__AIM OF THE TASK__.
Reproduce the listing word for word. Skip any image.

__DATA PROVIDED__.
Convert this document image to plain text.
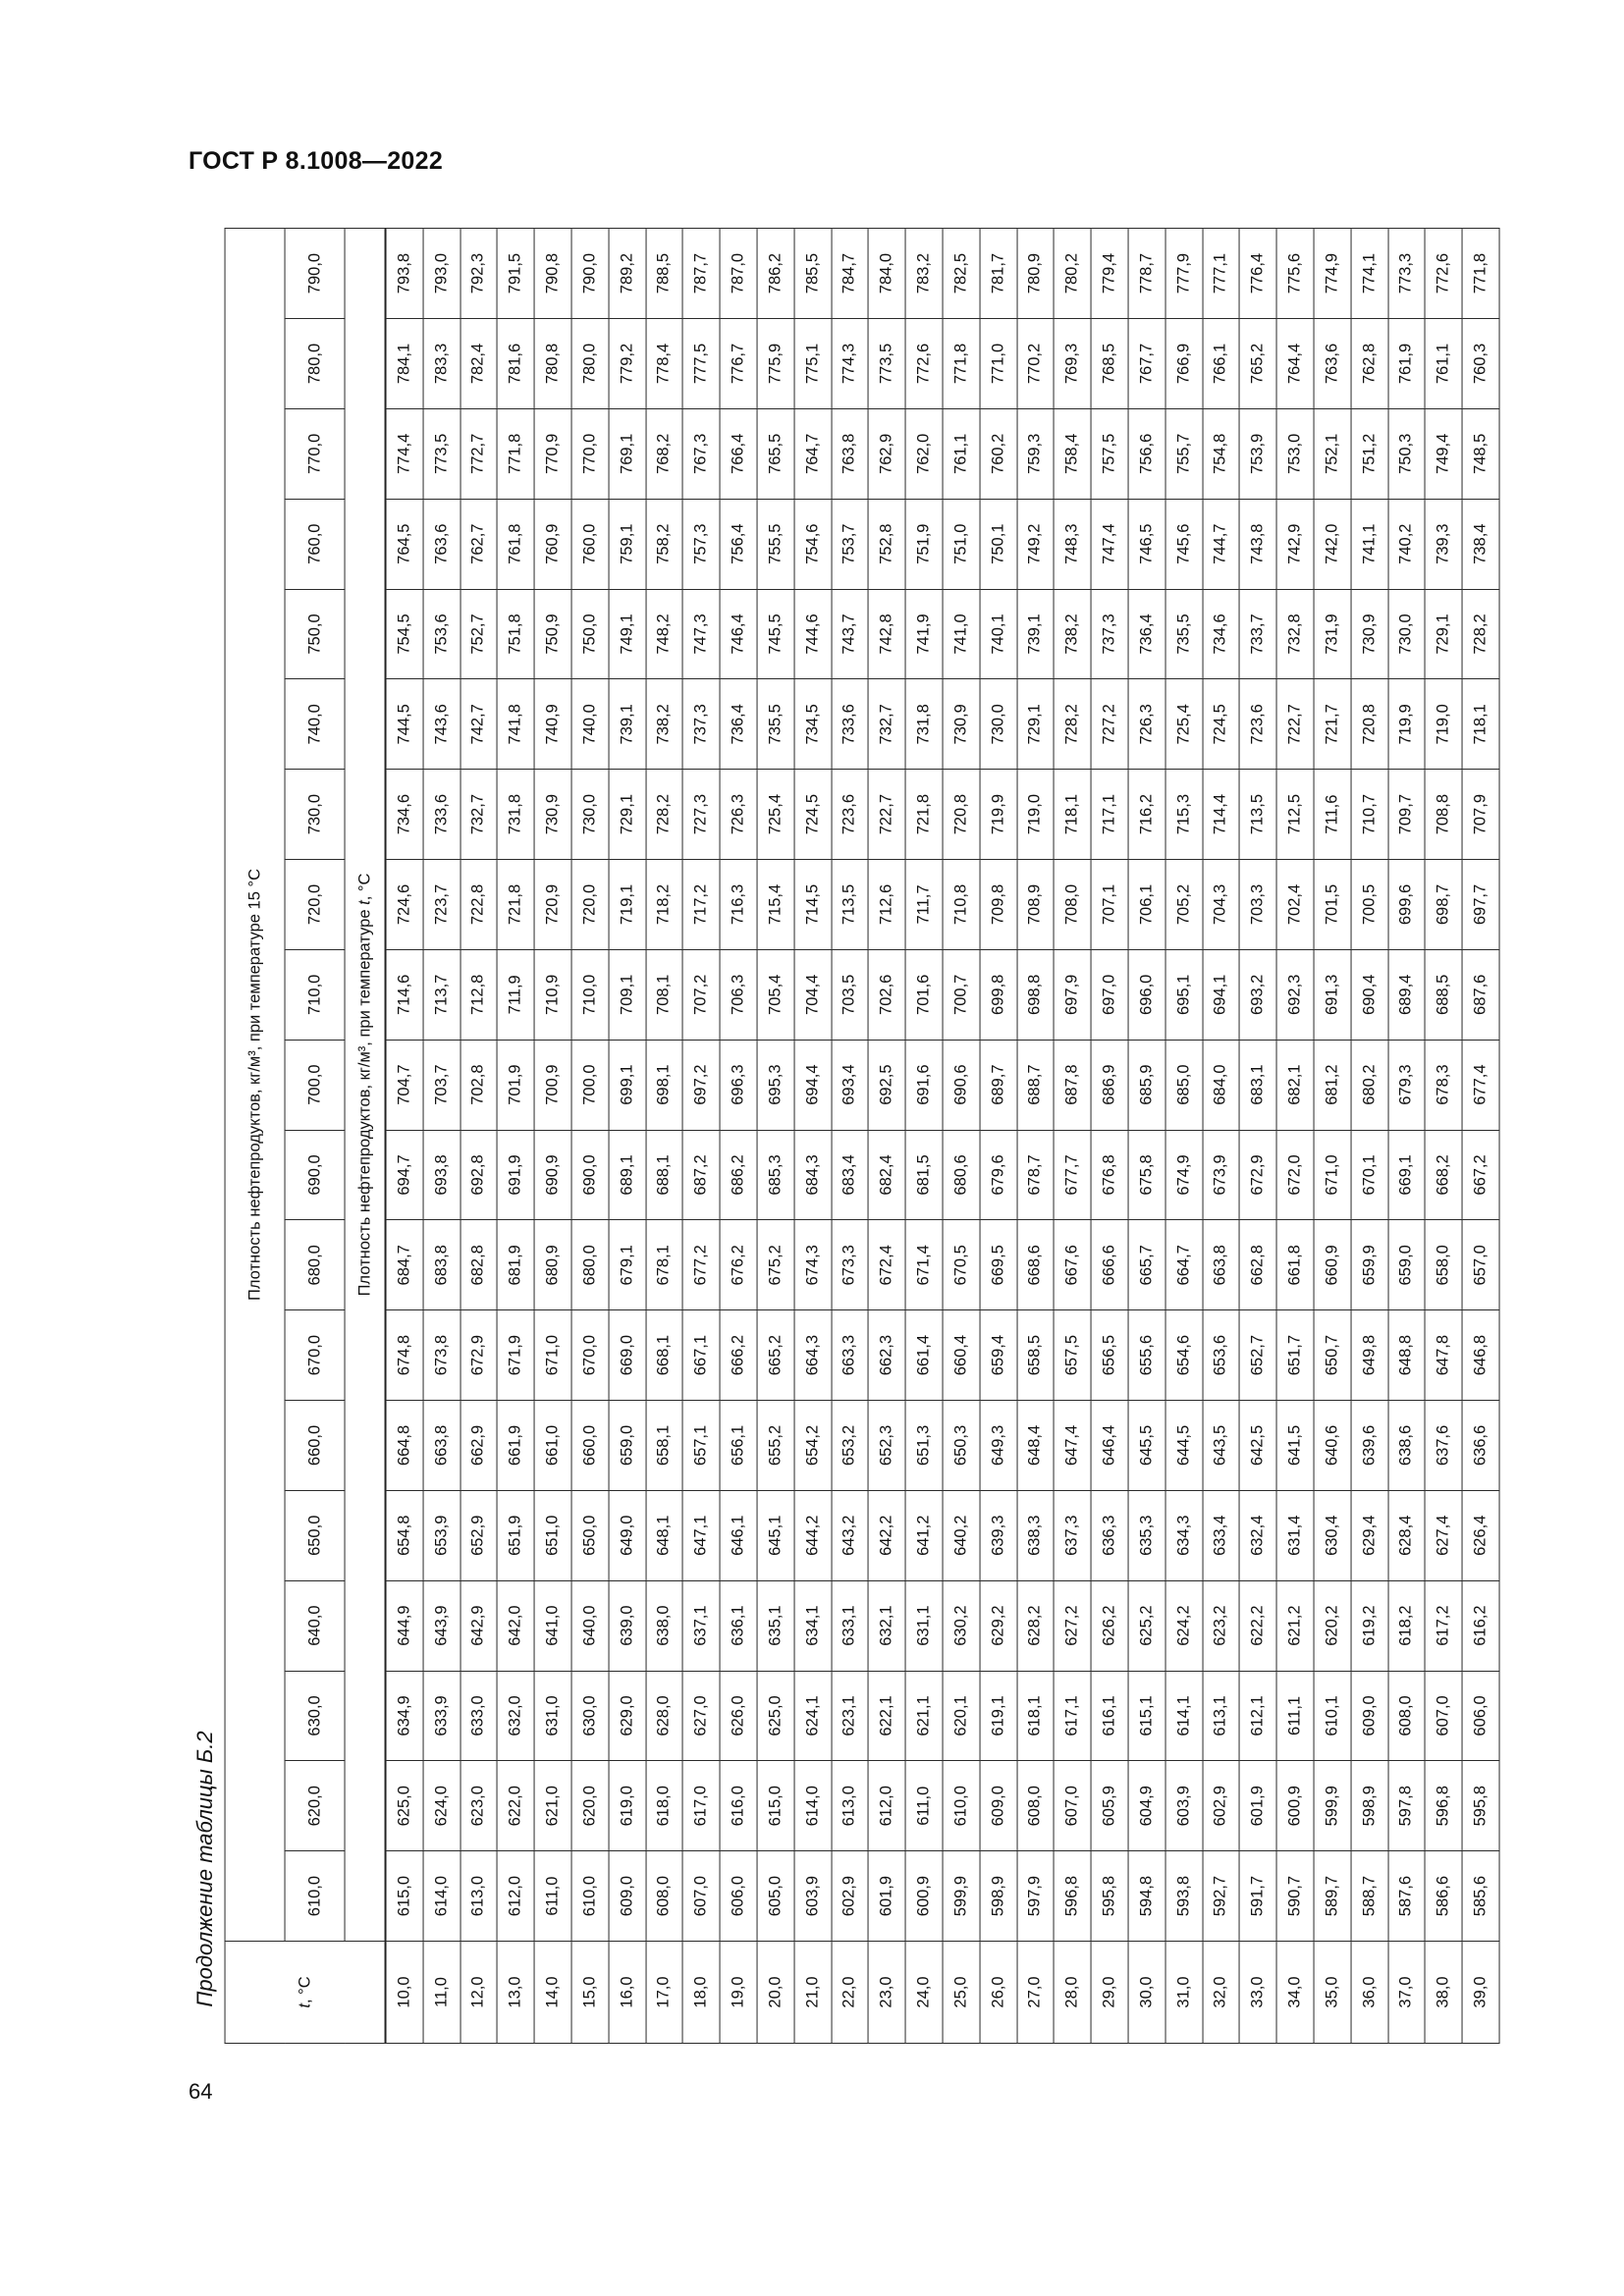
ГОСТ Р 8.1008—2022
Продолжение таблицы Б.2
64
t, °C	Плотность нефтепродуктов, кг/м³, при температуре 15 °C																		
	610,0	620,0	630,0	640,0	650,0	660,0	670,0	680,0	690,0	700,0	710,0	720,0	730,0	740,0	750,0	760,0	770,0	780,0	790,0
	Плотность нефтепродуктов, кг/м³, при температуре t, °C																		
10,0	615,0	625,0	634,9	644,9	654,8	664,8	674,8	684,7	694,7	704,7	714,6	724,6	734,6	744,5	754,5	764,5	774,4	784,1	793,8
11,0	614,0	624,0	633,9	643,9	653,9	663,8	673,8	683,8	693,8	703,7	713,7	723,7	733,6	743,6	753,6	763,6	773,5	783,3	793,0
12,0	613,0	623,0	633,0	642,9	652,9	662,9	672,9	682,8	692,8	702,8	712,8	722,8	732,7	742,7	752,7	762,7	772,7	782,4	792,3
13,0	612,0	622,0	632,0	642,0	651,9	661,9	671,9	681,9	691,9	701,9	711,9	721,8	731,8	741,8	751,8	761,8	771,8	781,6	791,5
14,0	611,0	621,0	631,0	641,0	651,0	661,0	671,0	680,9	690,9	700,9	710,9	720,9	730,9	740,9	750,9	760,9	770,9	780,8	790,8
15,0	610,0	620,0	630,0	640,0	650,0	660,0	670,0	680,0	690,0	700,0	710,0	720,0	730,0	740,0	750,0	760,0	770,0	780,0	790,0
16,0	609,0	619,0	629,0	639,0	649,0	659,0	669,0	679,1	689,1	699,1	709,1	719,1	729,1	739,1	749,1	759,1	769,1	779,2	789,2
17,0	608,0	618,0	628,0	638,0	648,1	658,1	668,1	678,1	688,1	698,1	708,1	718,2	728,2	738,2	748,2	758,2	768,2	778,4	788,5
18,0	607,0	617,0	627,0	637,1	647,1	657,1	667,1	677,2	687,2	697,2	707,2	717,2	727,3	737,3	747,3	757,3	767,3	777,5	787,7
19,0	606,0	616,0	626,0	636,1	646,1	656,1	666,2	676,2	686,2	696,3	706,3	716,3	726,3	736,4	746,4	756,4	766,4	776,7	787,0
20,0	605,0	615,0	625,0	635,1	645,1	655,2	665,2	675,2	685,3	695,3	705,4	715,4	725,4	735,5	745,5	755,5	765,5	775,9	786,2
21,0	603,9	614,0	624,1	634,1	644,2	654,2	664,3	674,3	684,3	694,4	704,4	714,5	724,5	734,5	744,6	754,6	764,7	775,1	785,5
22,0	602,9	613,0	623,1	633,1	643,2	653,2	663,3	673,3	683,4	693,4	703,5	713,5	723,6	733,6	743,7	753,7	763,8	774,3	784,7
23,0	601,9	612,0	622,1	632,1	642,2	652,3	662,3	672,4	682,4	692,5	702,6	712,6	722,7	732,7	742,8	752,8	762,9	773,5	784,0
24,0	600,9	611,0	621,1	631,1	641,2	651,3	661,4	671,4	681,5	691,6	701,6	711,7	721,8	731,8	741,9	751,9	762,0	772,6	783,2
25,0	599,9	610,0	620,1	630,2	640,2	650,3	660,4	670,5	680,6	690,6	700,7	710,8	720,8	730,9	741,0	751,0	761,1	771,8	782,5
26,0	598,9	609,0	619,1	629,2	639,3	649,3	659,4	669,5	679,6	689,7	699,8	709,8	719,9	730,0	740,1	750,1	760,2	771,0	781,7
27,0	597,9	608,0	618,1	628,2	638,3	648,4	658,5	668,6	678,7	688,7	698,8	708,9	719,0	729,1	739,1	749,2	759,3	770,2	780,9
28,0	596,8	607,0	617,1	627,2	637,3	647,4	657,5	667,6	677,7	687,8	697,9	708,0	718,1	728,2	738,2	748,3	758,4	769,3	780,2
29,0	595,8	605,9	616,1	626,2	636,3	646,4	656,5	666,6	676,8	686,9	697,0	707,1	717,1	727,2	737,3	747,4	757,5	768,5	779,4
30,0	594,8	604,9	615,1	625,2	635,3	645,5	655,6	665,7	675,8	685,9	696,0	706,1	716,2	726,3	736,4	746,5	756,6	767,7	778,7
31,0	593,8	603,9	614,1	624,2	634,3	644,5	654,6	664,7	674,9	685,0	695,1	705,2	715,3	725,4	735,5	745,6	755,7	766,9	777,9
32,0	592,7	602,9	613,1	623,2	633,4	643,5	653,6	663,8	673,9	684,0	694,1	704,3	714,4	724,5	734,6	744,7	754,8	766,1	777,1
33,0	591,7	601,9	612,1	622,2	632,4	642,5	652,7	662,8	672,9	683,1	693,2	703,3	713,5	723,6	733,7	743,8	753,9	765,2	776,4
34,0	590,7	600,9	611,1	621,2	631,4	641,5	651,7	661,8	672,0	682,1	692,3	702,4	712,5	722,7	732,8	742,9	753,0	764,4	775,6
35,0	589,7	599,9	610,1	620,2	630,4	640,6	650,7	660,9	671,0	681,2	691,3	701,5	711,6	721,7	731,9	742,0	752,1	763,6	774,9
36,0	588,7	598,9	609,0	619,2	629,4	639,6	649,8	659,9	670,1	680,2	690,4	700,5	710,7	720,8	730,9	741,1	751,2	762,8	774,1
37,0	587,6	597,8	608,0	618,2	628,4	638,6	648,8	659,0	669,1	679,3	689,4	699,6	709,7	719,9	730,0	740,2	750,3	761,9	773,3
38,0	586,6	596,8	607,0	617,2	627,4	637,6	647,8	658,0	668,2	678,3	688,5	698,7	708,8	719,0	729,1	739,3	749,4	761,1	772,6
39,0	585,6	595,8	606,0	616,2	626,4	636,6	646,8	657,0	667,2	677,4	687,6	697,7	707,9	718,1	728,2	738,4	748,5	760,3	771,8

__THE ANSWER__.
Convert this document image to plain text.
ГОСТ Р 8.1008—2022
Продолжение таблицы Б.2
64
t, °C	Плотность нефтепродуктов, кг/м³, при температуре 15 °C																		
	610,0	620,0	630,0	640,0	650,0	660,0	670,0	680,0	690,0	700,0	710,0	720,0	730,0	740,0	750,0	760,0	770,0	780,0	790,0
	Плотность нефтепродуктов, кг/м³, при температуре t, °C																		
10,0	615,0	625,0	634,9	644,9	654,8	664,8	674,8	684,7	694,7	704,7	714,6	724,6	734,6	744,5	754,5	764,5	774,4	784,1	793,8
11,0	614,0	624,0	633,9	643,9	653,9	663,8	673,8	683,8	693,8	703,7	713,7	723,7	733,6	743,6	753,6	763,6	773,5	783,3	793,0
12,0	613,0	623,0	633,0	642,9	652,9	662,9	672,9	682,8	692,8	702,8	712,8	722,8	732,7	742,7	752,7	762,7	772,7	782,4	792,3
13,0	612,0	622,0	632,0	642,0	651,9	661,9	671,9	681,9	691,9	701,9	711,9	721,8	731,8	741,8	751,8	761,8	771,8	781,6	791,5
14,0	611,0	621,0	631,0	641,0	651,0	661,0	671,0	680,9	690,9	700,9	710,9	720,9	730,9	740,9	750,9	760,9	770,9	780,8	790,8
15,0	610,0	620,0	630,0	640,0	650,0	660,0	670,0	680,0	690,0	700,0	710,0	720,0	730,0	740,0	750,0	760,0	770,0	780,0	790,0
16,0	609,0	619,0	629,0	639,0	649,0	659,0	669,0	679,1	689,1	699,1	709,1	719,1	729,1	739,1	749,1	759,1	769,1	779,2	789,2
17,0	608,0	618,0	628,0	638,0	648,1	658,1	668,1	678,1	688,1	698,1	708,1	718,2	728,2	738,2	748,2	758,2	768,2	778,4	788,5
18,0	607,0	617,0	627,0	637,1	647,1	657,1	667,1	677,2	687,2	697,2	707,2	717,2	727,3	737,3	747,3	757,3	767,3	777,5	787,7
19,0	606,0	616,0	626,0	636,1	646,1	656,1	666,2	676,2	686,2	696,3	706,3	716,3	726,3	736,4	746,4	756,4	766,4	776,7	787,0
20,0	605,0	615,0	625,0	635,1	645,1	655,2	665,2	675,2	685,3	695,3	705,4	715,4	725,4	735,5	745,5	755,5	765,5	775,9	786,2
21,0	603,9	614,0	624,1	634,1	644,2	654,2	664,3	674,3	684,3	694,4	704,4	714,5	724,5	734,5	744,6	754,6	764,7	775,1	785,5
22,0	602,9	613,0	623,1	633,1	643,2	653,2	663,3	673,3	683,4	693,4	703,5	713,5	723,6	733,6	743,7	753,7	763,8	774,3	784,7
23,0	601,9	612,0	622,1	632,1	642,2	652,3	662,3	672,4	682,4	692,5	702,6	712,6	722,7	732,7	742,8	752,8	762,9	773,5	784,0
24,0	600,9	611,0	621,1	631,1	641,2	651,3	661,4	671,4	681,5	691,6	701,6	711,7	721,8	731,8	741,9	751,9	762,0	772,6	783,2
25,0	599,9	610,0	620,1	630,2	640,2	650,3	660,4	670,5	680,6	690,6	700,7	710,8	720,8	730,9	741,0	751,0	761,1	771,8	782,5
26,0	598,9	609,0	619,1	629,2	639,3	649,3	659,4	669,5	679,6	689,7	699,8	709,8	719,9	730,0	740,1	750,1	760,2	771,0	781,7
27,0	597,9	608,0	618,1	628,2	638,3	648,4	658,5	668,6	678,7	688,7	698,8	708,9	719,0	729,1	739,1	749,2	759,3	770,2	780,9
28,0	596,8	607,0	617,1	627,2	637,3	647,4	657,5	667,6	677,7	687,8	697,9	708,0	718,1	728,2	738,2	748,3	758,4	769,3	780,2
29,0	595,8	605,9	616,1	626,2	636,3	646,4	656,5	666,6	676,8	686,9	697,0	707,1	717,1	727,2	737,3	747,4	757,5	768,5	779,4
30,0	594,8	604,9	615,1	625,2	635,3	645,5	655,6	665,7	675,8	685,9	696,0	706,1	716,2	726,3	736,4	746,5	756,6	767,7	778,7
31,0	593,8	603,9	614,1	624,2	634,3	644,5	654,6	664,7	674,9	685,0	695,1	705,2	715,3	725,4	735,5	745,6	755,7	766,9	777,9
32,0	592,7	602,9	613,1	623,2	633,4	643,5	653,6	663,8	673,9	684,0	694,1	704,3	714,4	724,5	734,6	744,7	754,8	766,1	777,1
33,0	591,7	601,9	612,1	622,2	632,4	642,5	652,7	662,8	672,9	683,1	693,2	703,3	713,5	723,6	733,7	743,8	753,9	765,2	776,4
34,0	590,7	600,9	611,1	621,2	631,4	641,5	651,7	661,8	672,0	682,1	692,3	702,4	712,5	722,7	732,8	742,9	753,0	764,4	775,6
35,0	589,7	599,9	610,1	620,2	630,4	640,6	650,7	660,9	671,0	681,2	691,3	701,5	711,6	721,7	731,9	742,0	752,1	763,6	774,9
36,0	588,7	598,9	609,0	619,2	629,4	639,6	649,8	659,9	670,1	680,2	690,4	700,5	710,7	720,8	730,9	741,1	751,2	762,8	774,1
37,0	587,6	597,8	608,0	618,2	628,4	638,6	648,8	659,0	669,1	679,3	689,4	699,6	709,7	719,9	730,0	740,2	750,3	761,9	773,3
38,0	586,6	596,8	607,0	617,2	627,4	637,6	647,8	658,0	668,2	678,3	688,5	698,7	708,8	719,0	729,1	739,3	749,4	761,1	772,6
39,0	585,6	595,8	606,0	616,2	626,4	636,6	646,8	657,0	667,2	677,4	687,6	697,7	707,9	718,1	728,2	738,4	748,5	760,3	771,8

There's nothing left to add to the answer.